Git is a decentralized system control system (VCS) created by Linus Torvalds. This is a very powerful and popular tool. It is used for the Linux kernel development (and many other famous projects). It is so appreciated that the kernel developers are now wondering how they survived without it when it did not exist.

With so much praise, I wanted to test this tool. It’s not difficult to tame, however, the way it works is a bit different than other VCS (especially SVN, that I had already used), mainly because of the decentralization that characterizes Git.

Indeed, while most management software versions require a central server to which everyone connects to send and receive changes, Git allows each user to have a local repository that can synchronize with other users. Moreover, it’s completely possible to combine this decentralization with a master server, in order to have a repository that everybody can reach, just like classic centralized VCS.

Understanding Git

Git allows to take snapshots of your project files. Specify which files to back up, and then perform the backup (this is called a commit). When you commit, Git writes a manifest describing how your files look like at this moment. This allows not to save the whole directory each time.

→ **What you will do**
1. Edit the entries starting at the line containing "Patent image size: (905, 907)." and ending at the line containing "The refrigeration circuit", replacing "simplified" with "schematic" and leaving all else unchanged. Return only those lines.
2. Continue the text on Git from the point at which it stops.
The passage about Git and the entries that follow are unrelated material.

→ **Working data**
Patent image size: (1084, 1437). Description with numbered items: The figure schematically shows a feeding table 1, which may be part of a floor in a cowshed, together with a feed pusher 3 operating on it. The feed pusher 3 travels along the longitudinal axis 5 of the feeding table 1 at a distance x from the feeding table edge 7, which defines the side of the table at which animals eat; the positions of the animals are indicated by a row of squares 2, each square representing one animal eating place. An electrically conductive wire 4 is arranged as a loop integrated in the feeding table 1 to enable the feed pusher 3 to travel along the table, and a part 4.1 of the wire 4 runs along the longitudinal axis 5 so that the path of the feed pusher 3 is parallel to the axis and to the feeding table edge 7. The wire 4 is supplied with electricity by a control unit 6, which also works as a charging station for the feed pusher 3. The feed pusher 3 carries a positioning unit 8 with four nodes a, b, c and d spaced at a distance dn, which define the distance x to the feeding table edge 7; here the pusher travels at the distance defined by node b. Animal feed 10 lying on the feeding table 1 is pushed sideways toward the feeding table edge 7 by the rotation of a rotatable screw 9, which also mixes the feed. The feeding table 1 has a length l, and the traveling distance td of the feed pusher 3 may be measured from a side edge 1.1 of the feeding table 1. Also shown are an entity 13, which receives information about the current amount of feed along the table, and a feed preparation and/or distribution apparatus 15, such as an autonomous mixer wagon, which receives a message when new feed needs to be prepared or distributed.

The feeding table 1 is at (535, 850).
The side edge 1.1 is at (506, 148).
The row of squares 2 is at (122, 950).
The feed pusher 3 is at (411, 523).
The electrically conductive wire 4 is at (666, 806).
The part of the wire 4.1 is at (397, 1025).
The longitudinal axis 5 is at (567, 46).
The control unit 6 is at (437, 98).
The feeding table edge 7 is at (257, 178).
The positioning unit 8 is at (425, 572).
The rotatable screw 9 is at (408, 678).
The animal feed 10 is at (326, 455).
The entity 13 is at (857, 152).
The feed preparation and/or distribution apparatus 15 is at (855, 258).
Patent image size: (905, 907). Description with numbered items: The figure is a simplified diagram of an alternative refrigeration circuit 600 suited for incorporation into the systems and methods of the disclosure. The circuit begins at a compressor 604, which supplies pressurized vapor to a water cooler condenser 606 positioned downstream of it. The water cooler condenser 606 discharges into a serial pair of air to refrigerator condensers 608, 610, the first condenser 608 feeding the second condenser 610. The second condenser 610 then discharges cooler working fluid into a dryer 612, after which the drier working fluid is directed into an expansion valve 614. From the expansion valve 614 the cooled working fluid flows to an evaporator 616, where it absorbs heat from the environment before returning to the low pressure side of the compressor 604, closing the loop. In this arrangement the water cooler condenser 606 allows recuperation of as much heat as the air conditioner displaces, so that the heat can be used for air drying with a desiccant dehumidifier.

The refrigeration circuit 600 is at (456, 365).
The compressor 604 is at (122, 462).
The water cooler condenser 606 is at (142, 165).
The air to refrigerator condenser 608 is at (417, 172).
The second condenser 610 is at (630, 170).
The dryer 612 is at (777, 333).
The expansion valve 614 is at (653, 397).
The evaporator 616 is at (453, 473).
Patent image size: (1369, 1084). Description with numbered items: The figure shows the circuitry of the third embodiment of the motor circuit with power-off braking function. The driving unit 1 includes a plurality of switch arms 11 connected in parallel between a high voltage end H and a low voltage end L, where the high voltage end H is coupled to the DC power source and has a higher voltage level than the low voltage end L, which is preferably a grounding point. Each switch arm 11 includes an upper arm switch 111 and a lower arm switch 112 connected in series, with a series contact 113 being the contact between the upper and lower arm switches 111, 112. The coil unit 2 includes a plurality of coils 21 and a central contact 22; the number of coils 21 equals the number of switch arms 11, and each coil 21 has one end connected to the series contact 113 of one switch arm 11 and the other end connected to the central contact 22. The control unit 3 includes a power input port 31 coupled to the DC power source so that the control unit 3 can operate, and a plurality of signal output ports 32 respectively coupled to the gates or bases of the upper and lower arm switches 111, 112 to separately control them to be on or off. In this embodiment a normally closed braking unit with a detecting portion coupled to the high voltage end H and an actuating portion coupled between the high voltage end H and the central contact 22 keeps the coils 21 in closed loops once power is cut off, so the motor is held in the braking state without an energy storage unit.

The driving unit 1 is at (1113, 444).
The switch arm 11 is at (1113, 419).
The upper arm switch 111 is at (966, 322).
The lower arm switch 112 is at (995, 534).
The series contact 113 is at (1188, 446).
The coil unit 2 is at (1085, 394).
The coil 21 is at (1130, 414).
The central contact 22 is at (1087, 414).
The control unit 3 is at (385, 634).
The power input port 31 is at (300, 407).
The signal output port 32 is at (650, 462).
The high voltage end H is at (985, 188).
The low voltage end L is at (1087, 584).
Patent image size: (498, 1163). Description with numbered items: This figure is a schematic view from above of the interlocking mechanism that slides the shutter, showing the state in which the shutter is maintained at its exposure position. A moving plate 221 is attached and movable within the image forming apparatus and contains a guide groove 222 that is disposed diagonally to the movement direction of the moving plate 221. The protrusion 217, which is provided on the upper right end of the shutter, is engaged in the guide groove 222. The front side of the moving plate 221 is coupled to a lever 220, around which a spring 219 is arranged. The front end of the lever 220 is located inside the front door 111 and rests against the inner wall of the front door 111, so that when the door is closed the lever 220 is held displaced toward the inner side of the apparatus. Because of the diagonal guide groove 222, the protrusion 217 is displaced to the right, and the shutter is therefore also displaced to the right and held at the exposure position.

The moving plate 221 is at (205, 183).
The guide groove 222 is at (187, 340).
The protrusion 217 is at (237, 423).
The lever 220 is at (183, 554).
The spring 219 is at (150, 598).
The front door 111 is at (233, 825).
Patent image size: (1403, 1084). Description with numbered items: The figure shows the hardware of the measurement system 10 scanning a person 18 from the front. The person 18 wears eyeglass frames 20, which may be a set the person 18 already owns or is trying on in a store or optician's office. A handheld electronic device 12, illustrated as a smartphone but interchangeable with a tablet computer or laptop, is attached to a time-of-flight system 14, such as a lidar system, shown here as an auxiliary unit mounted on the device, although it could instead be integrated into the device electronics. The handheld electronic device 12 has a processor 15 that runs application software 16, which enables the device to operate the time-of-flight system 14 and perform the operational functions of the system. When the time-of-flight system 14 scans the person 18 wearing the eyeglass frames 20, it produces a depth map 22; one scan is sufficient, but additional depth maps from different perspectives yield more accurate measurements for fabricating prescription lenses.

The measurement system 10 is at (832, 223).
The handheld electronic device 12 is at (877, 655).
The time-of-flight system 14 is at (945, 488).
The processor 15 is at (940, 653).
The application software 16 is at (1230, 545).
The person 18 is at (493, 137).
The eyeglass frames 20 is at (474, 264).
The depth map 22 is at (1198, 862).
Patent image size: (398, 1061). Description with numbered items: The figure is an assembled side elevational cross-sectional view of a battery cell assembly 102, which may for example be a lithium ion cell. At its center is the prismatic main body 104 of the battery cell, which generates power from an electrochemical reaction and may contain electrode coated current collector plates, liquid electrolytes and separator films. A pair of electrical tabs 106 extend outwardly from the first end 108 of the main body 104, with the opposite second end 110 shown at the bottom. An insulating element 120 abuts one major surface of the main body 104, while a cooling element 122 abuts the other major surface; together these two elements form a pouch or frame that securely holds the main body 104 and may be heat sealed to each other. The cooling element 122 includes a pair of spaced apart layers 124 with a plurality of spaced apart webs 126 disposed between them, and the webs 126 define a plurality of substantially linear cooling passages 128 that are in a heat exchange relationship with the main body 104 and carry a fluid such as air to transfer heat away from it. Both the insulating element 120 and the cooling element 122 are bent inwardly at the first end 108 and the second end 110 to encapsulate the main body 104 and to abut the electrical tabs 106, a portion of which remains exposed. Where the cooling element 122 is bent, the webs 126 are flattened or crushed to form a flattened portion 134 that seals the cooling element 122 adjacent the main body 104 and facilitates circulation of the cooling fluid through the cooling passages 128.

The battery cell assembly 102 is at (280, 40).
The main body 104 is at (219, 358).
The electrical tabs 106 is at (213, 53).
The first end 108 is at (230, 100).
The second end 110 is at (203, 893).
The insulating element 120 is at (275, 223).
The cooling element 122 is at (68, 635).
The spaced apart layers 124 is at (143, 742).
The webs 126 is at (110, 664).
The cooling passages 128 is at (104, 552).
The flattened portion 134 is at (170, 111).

→ **The replies**
1.
Patent image size: (905, 907). Description with numbered items: The figure is a schematic diagram of an alternative refrigeration circuit 600 suited for incorporation into the systems and methods of the disclosure. The circuit begins at a compressor 604, which supplies pressurized vapor to a water cooler condenser 606 positioned downstream of it. The water cooler condenser 606 discharges into a serial pair of air to refrigerator condensers 608, 610, the first condenser 608 feeding the second condenser 610. The second condenser 610 then discharges cooler working fluid into a dryer 612, after which the drier working fluid is directed into an expansion valve 614. From the expansion valve 614 the cooled working fluid flows to an evaporator 616, where it absorbs heat from the environment before returning to the low pressure side of the compressor 604, closing the loop. In this arrangement the water cooler condenser 606 allows recuperation of as much heat as the air conditioner displaces, so that the heat can be used for air drying with a desiccant dehumidifier.

The refrigeration circuit 600 is at (456, 365).

2.
Here’s how to use Git basically.

Create and retrieve repositories

The first thing to do to use Git is to have a Git repository. Two ways: either create or retrieve it.

**Create a repository: git init

To create a repository, simply run the command git init in the desired directory.

$ cd fake-project
$ ls
README hello.sh
$ git init
Initialized empty Git repository in ~/fake-project/.git/

Get a repository: git clone

You can get a Git repository via the Internet, with the command git clone [URL]. This means that you copy the files from the repository locally, but also the history of commits, branches, etc..

$ git clone git://github.com/octocat/Hello-World.git

Managing Snapshots

Before discussing the commands, you should first understand that a file can have four states:

  • Unversioned

    Git ignores this file.

  • In Staging area

    The file or file changes will be saved in the next commit.

  • Revised

    The file has changed since the last commit, but it is not in the staging area, and therefore will not be updated in the next commit.

  • Committed

    The file is saved and has not been modified since.

In summary, we will use git add to put one or more files in the staging area, git status and git diff to see the state and what changes have been made (or not) to files, and finally git commit to save.

Add files in the staging area: git add

Let’s return to our fake-project example. A git status shows us the files state of the repository.

$ git status -s
?? README
?? hello.sh

Question marks indicate that the files are not versioned. To put them in the staging area, we use git add.

$ git add README hello.sh

or

$ git add .

to add all the files from the repository (recursive mode).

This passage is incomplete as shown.